- **JOB**
Locate and copy all lines bearing the word "label".

- **RECORDS SUPPLIED**
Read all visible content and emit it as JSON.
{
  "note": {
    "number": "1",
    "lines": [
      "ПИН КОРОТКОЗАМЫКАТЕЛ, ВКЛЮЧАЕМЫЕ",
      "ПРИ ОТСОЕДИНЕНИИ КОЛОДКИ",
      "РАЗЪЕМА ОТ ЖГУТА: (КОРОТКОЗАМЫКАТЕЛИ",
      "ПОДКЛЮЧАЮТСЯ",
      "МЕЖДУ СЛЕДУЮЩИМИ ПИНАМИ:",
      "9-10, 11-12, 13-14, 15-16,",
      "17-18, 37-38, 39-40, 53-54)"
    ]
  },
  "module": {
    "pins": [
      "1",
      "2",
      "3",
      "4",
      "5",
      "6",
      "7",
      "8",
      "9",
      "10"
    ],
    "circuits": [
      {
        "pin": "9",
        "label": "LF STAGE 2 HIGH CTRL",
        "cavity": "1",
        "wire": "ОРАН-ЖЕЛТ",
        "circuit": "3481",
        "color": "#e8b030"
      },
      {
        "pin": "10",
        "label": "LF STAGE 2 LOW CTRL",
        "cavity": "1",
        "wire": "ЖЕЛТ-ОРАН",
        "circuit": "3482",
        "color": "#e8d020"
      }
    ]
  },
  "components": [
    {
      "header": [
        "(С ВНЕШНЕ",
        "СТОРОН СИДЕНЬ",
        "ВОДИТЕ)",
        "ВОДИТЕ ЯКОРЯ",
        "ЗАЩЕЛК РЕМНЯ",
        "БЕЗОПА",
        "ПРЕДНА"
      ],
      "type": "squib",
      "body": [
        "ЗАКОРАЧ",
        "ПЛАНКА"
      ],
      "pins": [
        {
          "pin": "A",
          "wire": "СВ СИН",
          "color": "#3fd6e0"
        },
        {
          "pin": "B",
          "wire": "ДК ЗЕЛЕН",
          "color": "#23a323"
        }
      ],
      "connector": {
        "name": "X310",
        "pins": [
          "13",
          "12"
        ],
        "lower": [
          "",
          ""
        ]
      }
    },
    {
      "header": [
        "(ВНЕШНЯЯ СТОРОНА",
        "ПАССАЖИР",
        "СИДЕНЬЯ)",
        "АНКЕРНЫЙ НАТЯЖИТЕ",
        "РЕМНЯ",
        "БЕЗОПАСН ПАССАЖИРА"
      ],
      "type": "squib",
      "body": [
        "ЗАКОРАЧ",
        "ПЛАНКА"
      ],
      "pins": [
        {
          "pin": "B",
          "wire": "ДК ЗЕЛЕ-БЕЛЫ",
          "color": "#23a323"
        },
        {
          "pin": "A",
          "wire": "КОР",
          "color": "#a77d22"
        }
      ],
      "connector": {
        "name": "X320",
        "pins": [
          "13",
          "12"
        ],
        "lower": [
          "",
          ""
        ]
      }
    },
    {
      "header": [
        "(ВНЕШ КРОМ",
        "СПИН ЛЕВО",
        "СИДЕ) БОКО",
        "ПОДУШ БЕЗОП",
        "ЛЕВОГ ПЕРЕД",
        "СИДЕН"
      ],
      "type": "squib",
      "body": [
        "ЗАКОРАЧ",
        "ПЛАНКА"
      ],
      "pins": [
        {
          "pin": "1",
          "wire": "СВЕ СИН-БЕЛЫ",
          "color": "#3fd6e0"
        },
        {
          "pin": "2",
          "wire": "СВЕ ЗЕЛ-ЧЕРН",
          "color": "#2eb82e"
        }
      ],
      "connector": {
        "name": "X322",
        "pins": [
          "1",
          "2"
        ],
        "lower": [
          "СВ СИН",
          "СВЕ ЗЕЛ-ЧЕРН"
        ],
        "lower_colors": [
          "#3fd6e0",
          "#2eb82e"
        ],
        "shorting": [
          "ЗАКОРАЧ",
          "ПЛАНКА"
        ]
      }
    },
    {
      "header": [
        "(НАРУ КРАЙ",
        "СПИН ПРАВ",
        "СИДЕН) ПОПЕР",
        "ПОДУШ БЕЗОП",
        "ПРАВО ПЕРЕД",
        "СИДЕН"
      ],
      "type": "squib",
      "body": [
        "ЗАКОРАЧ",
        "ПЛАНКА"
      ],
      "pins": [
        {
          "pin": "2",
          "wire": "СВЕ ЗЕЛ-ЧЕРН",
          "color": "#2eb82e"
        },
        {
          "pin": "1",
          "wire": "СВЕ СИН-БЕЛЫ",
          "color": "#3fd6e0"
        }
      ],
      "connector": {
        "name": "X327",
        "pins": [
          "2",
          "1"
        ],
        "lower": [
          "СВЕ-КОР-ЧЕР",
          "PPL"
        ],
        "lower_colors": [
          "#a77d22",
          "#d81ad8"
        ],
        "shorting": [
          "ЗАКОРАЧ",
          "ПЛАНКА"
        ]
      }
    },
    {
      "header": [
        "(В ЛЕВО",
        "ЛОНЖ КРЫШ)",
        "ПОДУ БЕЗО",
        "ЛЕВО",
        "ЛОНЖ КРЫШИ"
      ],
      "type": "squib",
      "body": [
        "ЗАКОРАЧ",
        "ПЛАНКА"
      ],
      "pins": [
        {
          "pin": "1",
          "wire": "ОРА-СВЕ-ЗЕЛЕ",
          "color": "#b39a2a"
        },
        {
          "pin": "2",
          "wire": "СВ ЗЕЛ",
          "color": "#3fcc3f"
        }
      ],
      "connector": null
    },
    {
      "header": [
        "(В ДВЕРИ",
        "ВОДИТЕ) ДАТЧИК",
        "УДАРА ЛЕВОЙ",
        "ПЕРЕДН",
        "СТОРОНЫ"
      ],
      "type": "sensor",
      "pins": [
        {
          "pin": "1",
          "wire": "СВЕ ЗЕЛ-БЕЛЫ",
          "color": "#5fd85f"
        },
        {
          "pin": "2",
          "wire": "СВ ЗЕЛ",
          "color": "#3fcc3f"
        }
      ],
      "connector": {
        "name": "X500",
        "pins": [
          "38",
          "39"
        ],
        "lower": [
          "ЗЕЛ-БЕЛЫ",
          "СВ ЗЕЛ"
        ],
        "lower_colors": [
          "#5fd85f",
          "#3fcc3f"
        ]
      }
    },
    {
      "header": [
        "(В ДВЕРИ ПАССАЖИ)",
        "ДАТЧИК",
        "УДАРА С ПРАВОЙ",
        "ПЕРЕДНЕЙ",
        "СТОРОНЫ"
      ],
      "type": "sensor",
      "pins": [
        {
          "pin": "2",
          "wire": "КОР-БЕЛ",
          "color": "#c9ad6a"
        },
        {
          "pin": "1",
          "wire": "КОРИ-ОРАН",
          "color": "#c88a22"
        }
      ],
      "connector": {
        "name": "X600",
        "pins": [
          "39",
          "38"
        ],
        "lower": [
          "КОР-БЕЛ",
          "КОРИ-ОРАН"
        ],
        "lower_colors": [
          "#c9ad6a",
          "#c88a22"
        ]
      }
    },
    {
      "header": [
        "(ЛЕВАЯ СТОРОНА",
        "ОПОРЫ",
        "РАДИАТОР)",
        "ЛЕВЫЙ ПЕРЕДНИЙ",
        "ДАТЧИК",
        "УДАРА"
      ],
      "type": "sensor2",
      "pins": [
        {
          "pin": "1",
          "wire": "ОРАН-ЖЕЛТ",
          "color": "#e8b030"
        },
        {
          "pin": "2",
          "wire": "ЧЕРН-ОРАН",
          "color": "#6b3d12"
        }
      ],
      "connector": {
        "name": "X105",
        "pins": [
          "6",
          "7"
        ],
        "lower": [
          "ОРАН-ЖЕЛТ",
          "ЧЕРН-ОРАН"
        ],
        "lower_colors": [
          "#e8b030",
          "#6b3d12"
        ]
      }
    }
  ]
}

- **ANSWER**
        "label": "LF STAGE 2 HIGH CTRL",
        "label": "LF STAGE 2 LOW CTRL",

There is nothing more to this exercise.